Determine the number of lines that contain the word "JSON", then state that number and nothing more.

Extracted data entries:
══════

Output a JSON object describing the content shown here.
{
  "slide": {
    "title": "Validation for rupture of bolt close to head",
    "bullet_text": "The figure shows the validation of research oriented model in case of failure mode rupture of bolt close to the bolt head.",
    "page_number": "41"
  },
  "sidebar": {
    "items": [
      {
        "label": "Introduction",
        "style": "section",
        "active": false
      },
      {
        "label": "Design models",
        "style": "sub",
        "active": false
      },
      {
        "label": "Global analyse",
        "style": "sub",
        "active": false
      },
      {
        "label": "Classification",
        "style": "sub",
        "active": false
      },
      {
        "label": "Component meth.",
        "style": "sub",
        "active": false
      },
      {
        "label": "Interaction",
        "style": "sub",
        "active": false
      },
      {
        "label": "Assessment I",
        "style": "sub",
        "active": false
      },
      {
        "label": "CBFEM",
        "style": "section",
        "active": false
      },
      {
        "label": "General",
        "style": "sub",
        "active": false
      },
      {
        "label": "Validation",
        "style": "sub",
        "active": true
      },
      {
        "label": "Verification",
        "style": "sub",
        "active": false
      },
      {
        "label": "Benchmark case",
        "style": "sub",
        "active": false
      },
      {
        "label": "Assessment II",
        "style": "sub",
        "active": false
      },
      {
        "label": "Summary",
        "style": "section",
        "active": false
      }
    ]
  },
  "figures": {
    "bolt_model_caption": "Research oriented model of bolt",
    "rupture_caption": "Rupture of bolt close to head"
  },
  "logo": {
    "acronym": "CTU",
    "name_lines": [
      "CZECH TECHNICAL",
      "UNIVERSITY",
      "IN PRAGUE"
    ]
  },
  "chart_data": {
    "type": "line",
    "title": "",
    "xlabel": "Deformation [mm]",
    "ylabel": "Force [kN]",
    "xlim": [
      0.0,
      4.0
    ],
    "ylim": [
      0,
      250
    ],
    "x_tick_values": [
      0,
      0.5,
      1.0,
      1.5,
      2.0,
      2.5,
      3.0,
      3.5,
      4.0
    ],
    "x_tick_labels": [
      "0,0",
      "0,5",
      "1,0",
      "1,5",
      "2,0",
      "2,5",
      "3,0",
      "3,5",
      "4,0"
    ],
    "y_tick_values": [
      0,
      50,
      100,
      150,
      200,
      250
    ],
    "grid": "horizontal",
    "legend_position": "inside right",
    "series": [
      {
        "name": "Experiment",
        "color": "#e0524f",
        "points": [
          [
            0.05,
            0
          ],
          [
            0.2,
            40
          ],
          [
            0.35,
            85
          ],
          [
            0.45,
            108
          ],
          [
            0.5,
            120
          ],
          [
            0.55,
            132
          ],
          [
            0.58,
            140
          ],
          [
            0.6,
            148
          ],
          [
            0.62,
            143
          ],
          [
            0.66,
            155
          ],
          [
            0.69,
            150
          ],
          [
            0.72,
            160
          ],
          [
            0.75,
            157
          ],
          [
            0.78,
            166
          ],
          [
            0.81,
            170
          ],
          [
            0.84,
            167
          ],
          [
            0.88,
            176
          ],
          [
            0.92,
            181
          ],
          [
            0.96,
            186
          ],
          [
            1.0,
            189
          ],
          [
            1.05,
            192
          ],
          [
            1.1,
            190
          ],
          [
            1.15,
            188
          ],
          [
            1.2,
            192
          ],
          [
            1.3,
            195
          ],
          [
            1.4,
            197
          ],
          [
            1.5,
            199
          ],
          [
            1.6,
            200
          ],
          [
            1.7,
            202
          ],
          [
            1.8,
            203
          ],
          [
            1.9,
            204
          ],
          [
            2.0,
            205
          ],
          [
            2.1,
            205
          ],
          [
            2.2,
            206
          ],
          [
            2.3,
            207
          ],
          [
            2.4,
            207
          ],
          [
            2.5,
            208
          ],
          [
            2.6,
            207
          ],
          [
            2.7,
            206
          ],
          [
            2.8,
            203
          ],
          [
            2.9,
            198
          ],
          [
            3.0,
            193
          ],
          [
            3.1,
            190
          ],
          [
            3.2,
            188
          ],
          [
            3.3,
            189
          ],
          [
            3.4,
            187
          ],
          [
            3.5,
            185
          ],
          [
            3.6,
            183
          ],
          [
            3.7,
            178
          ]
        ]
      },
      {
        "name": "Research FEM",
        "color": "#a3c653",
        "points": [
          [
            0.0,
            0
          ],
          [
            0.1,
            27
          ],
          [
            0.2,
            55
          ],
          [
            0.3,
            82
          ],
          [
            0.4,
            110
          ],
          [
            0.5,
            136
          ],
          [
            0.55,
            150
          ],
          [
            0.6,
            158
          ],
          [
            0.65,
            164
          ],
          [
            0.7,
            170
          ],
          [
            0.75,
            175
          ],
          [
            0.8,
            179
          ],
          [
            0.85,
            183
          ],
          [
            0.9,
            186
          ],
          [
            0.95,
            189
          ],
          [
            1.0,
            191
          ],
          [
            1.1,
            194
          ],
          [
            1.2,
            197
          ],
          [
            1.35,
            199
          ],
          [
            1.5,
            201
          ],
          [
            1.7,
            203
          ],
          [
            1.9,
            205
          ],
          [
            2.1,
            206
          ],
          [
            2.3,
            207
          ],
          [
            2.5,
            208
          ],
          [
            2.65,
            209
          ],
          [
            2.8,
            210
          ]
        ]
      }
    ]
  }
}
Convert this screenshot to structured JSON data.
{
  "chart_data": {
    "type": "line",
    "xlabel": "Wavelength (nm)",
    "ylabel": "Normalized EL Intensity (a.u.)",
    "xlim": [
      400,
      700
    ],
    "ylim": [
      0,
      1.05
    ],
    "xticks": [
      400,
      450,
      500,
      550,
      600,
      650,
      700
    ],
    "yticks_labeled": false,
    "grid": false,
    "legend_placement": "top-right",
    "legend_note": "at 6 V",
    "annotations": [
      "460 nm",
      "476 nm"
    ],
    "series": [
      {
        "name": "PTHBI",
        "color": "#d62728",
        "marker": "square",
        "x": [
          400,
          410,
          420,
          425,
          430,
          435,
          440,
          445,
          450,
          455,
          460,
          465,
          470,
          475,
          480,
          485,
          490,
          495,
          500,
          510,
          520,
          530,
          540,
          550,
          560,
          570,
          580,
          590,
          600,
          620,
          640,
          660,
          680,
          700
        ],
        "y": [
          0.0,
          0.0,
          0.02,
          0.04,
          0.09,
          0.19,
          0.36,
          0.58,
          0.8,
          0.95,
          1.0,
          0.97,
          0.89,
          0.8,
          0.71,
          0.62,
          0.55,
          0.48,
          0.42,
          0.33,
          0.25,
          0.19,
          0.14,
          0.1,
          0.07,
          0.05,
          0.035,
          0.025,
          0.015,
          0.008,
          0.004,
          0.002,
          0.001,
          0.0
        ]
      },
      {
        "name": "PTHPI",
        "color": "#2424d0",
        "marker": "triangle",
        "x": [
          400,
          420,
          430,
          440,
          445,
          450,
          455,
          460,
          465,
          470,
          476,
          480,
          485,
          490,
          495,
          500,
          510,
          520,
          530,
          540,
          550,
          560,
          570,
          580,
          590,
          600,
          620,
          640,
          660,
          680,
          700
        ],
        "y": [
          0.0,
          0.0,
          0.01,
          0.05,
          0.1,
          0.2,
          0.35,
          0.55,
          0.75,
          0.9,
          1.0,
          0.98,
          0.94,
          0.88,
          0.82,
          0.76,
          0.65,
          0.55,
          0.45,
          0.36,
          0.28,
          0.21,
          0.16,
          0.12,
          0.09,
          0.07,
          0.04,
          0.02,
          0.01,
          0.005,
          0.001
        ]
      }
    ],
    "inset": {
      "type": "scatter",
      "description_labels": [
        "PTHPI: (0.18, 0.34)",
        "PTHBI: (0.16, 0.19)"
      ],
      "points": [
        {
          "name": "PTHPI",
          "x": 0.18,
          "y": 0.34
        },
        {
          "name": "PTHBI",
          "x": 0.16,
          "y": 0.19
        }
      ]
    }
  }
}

══════

• [Final answer]: 2